(Collected data)
● ● ● ●

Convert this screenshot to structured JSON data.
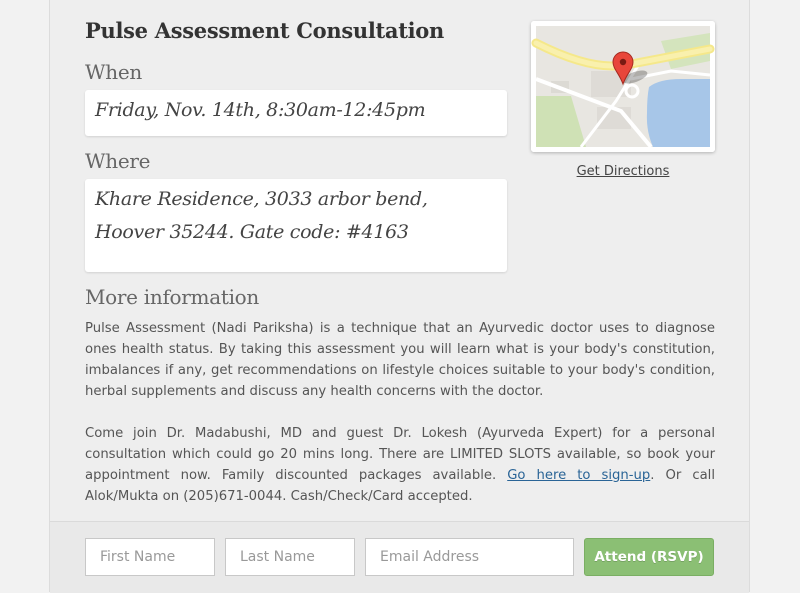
{
  "event": {
    "title": "Pulse Assessment Consultation",
    "when_label": "When",
    "when_value": "Friday, Nov. 14th, 8:30am-12:45pm",
    "where_label": "Where",
    "where_line1": "Khare Residence, 3033 arbor bend,",
    "where_line2": "Hoover 35244. Gate code: #4163",
    "more_label": "More information",
    "info_p1": "Pulse Assessment (Nadi Pariksha) is a technique that an Ayurvedic doctor uses to diagnose ones health status. By taking this assessment you will learn what is your body's constitution, imbalances if any, get recommendations on lifestyle choices suitable to your body's condition, herbal supplements and discuss any health concerns with the doctor.",
    "info_p2_before": "Come join Dr. Madabushi, MD and guest Dr. Lokesh (Ayurveda Expert) for a personal consultation which could go 20 mins long. There are LIMITED SLOTS available, so book your appointment now. Family discounted packages available. ",
    "info_p2_link": "Go here to sign-up",
    "info_p2_after": ". Or call Alok/Mukta on (205)671-0044. Cash/Check/Card accepted."
  },
  "map": {
    "directions_label": "Get Directions",
    "icon": "map-pin-icon"
  },
  "rsvp": {
    "first_name_placeholder": "First Name",
    "last_name_placeholder": "Last Name",
    "email_placeholder": "Email Address",
    "button_label": "Attend (RSVP)"
  },
  "colors": {
    "button": "#8bbf74",
    "link": "#2a6496",
    "pin": "#e8463a"
  }
}
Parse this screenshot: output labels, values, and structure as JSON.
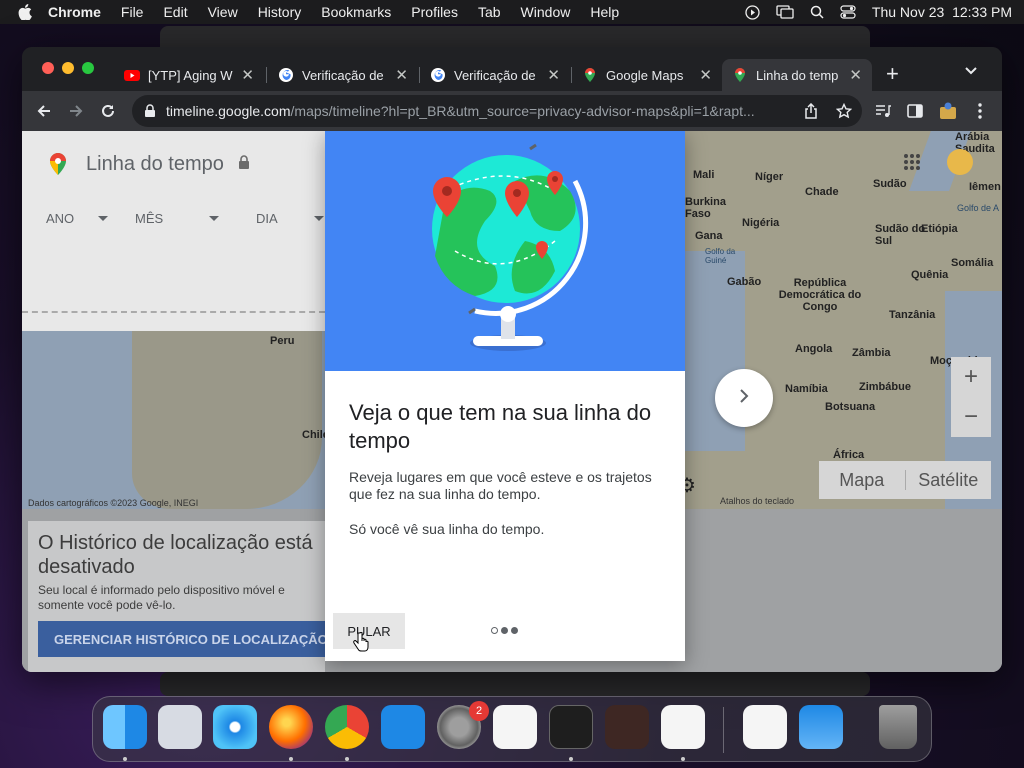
{
  "menubar": {
    "app": "Chrome",
    "items": [
      "File",
      "Edit",
      "View",
      "History",
      "Bookmarks",
      "Profiles",
      "Tab",
      "Window",
      "Help"
    ],
    "datetime": "Thu Nov 23  12:33 PM"
  },
  "tabs": [
    {
      "title": "[YTP] Aging W",
      "favicon": "youtube-icon"
    },
    {
      "title": "Verificação de",
      "favicon": "google-icon"
    },
    {
      "title": "Verificação de",
      "favicon": "google-icon"
    },
    {
      "title": "Google Maps",
      "favicon": "maps-icon"
    },
    {
      "title": "Linha do temp",
      "favicon": "maps-icon",
      "active": true
    }
  ],
  "omnibox": {
    "host": "timeline.google.com",
    "path": "/maps/timeline?hl=pt_BR&utm_source=privacy-advisor-maps&pli=1&rapt..."
  },
  "sidepanel": {
    "title": "Linha do tempo",
    "filters": [
      "ANO",
      "MÊS",
      "DIA"
    ]
  },
  "map": {
    "labels": {
      "peru": "Peru",
      "chile": "Chile",
      "arabia": "Arábia Saudita",
      "mali": "Mali",
      "niger": "Níger",
      "chade": "Chade",
      "sudao": "Sudão",
      "iemen": "Iêmen",
      "burkina": "Burkina Faso",
      "nigeria": "Nigéria",
      "gana": "Gana",
      "etiopia": "Etiópia",
      "sudao_sul": "Sudão do Sul",
      "somalia": "Somália",
      "gabao": "Gabão",
      "rdc": "República Democrática do Congo",
      "quenia": "Quênia",
      "tanzania": "Tanzânia",
      "angola": "Angola",
      "zambia": "Zâmbia",
      "mocambique": "Moçambi",
      "namibia": "Namíbia",
      "zimbabue": "Zimbábue",
      "botsuana": "Botsuana",
      "africa": "África",
      "golfo": "Golfo de A",
      "guine": "Golfo da Guiné"
    },
    "attribution": "Dados cartográficos ©2023 Google, INEGI",
    "shortcuts": "Atalhos do teclado",
    "type_map": "Mapa",
    "type_satellite": "Satélite",
    "zoom_in": "+",
    "zoom_out": "−"
  },
  "history": {
    "title": "O Histórico de localização está desativado",
    "body": "Seu local é informado pelo dispositivo móvel e somente você pode vê-lo.",
    "button": "GERENCIAR HISTÓRICO DE LOCALIZAÇÃO"
  },
  "modal": {
    "title": "Veja o que tem na sua linha do tempo",
    "text1": "Reveja lugares em que você esteve e os trajetos que fez na sua linha do tempo.",
    "text2": "Só você vê sua linha do tempo.",
    "skip": "PULAR",
    "pages": 3,
    "current_page": 1
  },
  "dock": {
    "apps": [
      "finder-icon",
      "launchpad-icon",
      "safari-icon",
      "firefox-icon",
      "chrome-icon",
      "app-store-icon",
      "system-settings-icon",
      "textedit-icon",
      "terminal-icon",
      "garageband-icon",
      "vscode-icon",
      "visual-studio-icon",
      "weather-icon",
      "trash-icon"
    ],
    "badge": "2"
  }
}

● ● ● ●

__WRITTEN REQUEST__
Write out the entries above verbatim; the pictures do not belong in your copy.

__TASK SOLUTION__
Convert this screenshot to structured JSON data.
{
  "event": {
    "title": "Pulse Assessment Consultation",
    "when_label": "When",
    "when_value": "Friday, Nov. 14th, 8:30am-12:45pm",
    "where_label": "Where",
    "where_line1": "Khare Residence, 3033 arbor bend,",
    "where_line2": "Hoover 35244. Gate code: #4163",
    "more_label": "More information",
    "info_p1": "Pulse Assessment (Nadi Pariksha) is a technique that an Ayurvedic doctor uses to diagnose ones health status. By taking this assessment you will learn what is your body's constitution, imbalances if any, get recommendations on lifestyle choices suitable to your body's condition, herbal supplements and discuss any health concerns with the doctor.",
    "info_p2_before": "Come join Dr. Madabushi, MD and guest Dr. Lokesh (Ayurveda Expert) for a personal consultation which could go 20 mins long. There are LIMITED SLOTS available, so book your appointment now. Family discounted packages available. ",
    "info_p2_link": "Go here to sign-up",
    "info_p2_after": ". Or call Alok/Mukta on (205)671-0044. Cash/Check/Card accepted."
  },
  "map": {
    "directions_label": "Get Directions",
    "icon": "map-pin-icon"
  },
  "rsvp": {
    "first_name_placeholder": "First Name",
    "last_name_placeholder": "Last Name",
    "email_placeholder": "Email Address",
    "button_label": "Attend (RSVP)"
  },
  "colors": {
    "button": "#8bbf74",
    "link": "#2a6496",
    "pin": "#e8463a"
  }
}
Parse this screenshot: output labels, values, and structure as JSON.
{
  "menubar": {
    "app": "Chrome",
    "items": [
      "File",
      "Edit",
      "View",
      "History",
      "Bookmarks",
      "Profiles",
      "Tab",
      "Window",
      "Help"
    ],
    "datetime": "Thu Nov 23  12:33 PM"
  },
  "tabs": [
    {
      "title": "[YTP] Aging W",
      "favicon": "youtube-icon"
    },
    {
      "title": "Verificação de",
      "favicon": "google-icon"
    },
    {
      "title": "Verificação de",
      "favicon": "google-icon"
    },
    {
      "title": "Google Maps",
      "favicon": "maps-icon"
    },
    {
      "title": "Linha do temp",
      "favicon": "maps-icon",
      "active": true
    }
  ],
  "omnibox": {
    "host": "timeline.google.com",
    "path": "/maps/timeline?hl=pt_BR&utm_source=privacy-advisor-maps&pli=1&rapt..."
  },
  "sidepanel": {
    "title": "Linha do tempo",
    "filters": [
      "ANO",
      "MÊS",
      "DIA"
    ]
  },
  "map": {
    "labels": {
      "peru": "Peru",
      "chile": "Chile",
      "arabia": "Arábia Saudita",
      "mali": "Mali",
      "niger": "Níger",
      "chade": "Chade",
      "sudao": "Sudão",
      "iemen": "Iêmen",
      "burkina": "Burkina Faso",
      "nigeria": "Nigéria",
      "gana": "Gana",
      "etiopia": "Etiópia",
      "sudao_sul": "Sudão do Sul",
      "somalia": "Somália",
      "gabao": "Gabão",
      "rdc": "República Democrática do Congo",
      "quenia": "Quênia",
      "tanzania": "Tanzânia",
      "angola": "Angola",
      "zambia": "Zâmbia",
      "mocambique": "Moçambi",
      "namibia": "Namíbia",
      "zimbabue": "Zimbábue",
      "botsuana": "Botsuana",
      "africa": "África",
      "golfo": "Golfo de A",
      "guine": "Golfo da Guiné"
    },
    "attribution": "Dados cartográficos ©2023 Google, INEGI",
    "shortcuts": "Atalhos do teclado",
    "type_map": "Mapa",
    "type_satellite": "Satélite",
    "zoom_in": "+",
    "zoom_out": "−"
  },
  "history": {
    "title": "O Histórico de localização está desativado",
    "body": "Seu local é informado pelo dispositivo móvel e somente você pode vê-lo.",
    "button": "GERENCIAR HISTÓRICO DE LOCALIZAÇÃO"
  },
  "modal": {
    "title": "Veja o que tem na sua linha do tempo",
    "text1": "Reveja lugares em que você esteve e os trajetos que fez na sua linha do tempo.",
    "text2": "Só você vê sua linha do tempo.",
    "skip": "PULAR",
    "pages": 3,
    "current_page": 1
  },
  "dock": {
    "apps": [
      "finder-icon",
      "launchpad-icon",
      "safari-icon",
      "firefox-icon",
      "chrome-icon",
      "app-store-icon",
      "system-settings-icon",
      "textedit-icon",
      "terminal-icon",
      "garageband-icon",
      "vscode-icon",
      "visual-studio-icon",
      "weather-icon",
      "trash-icon"
    ],
    "badge": "2"
  }
}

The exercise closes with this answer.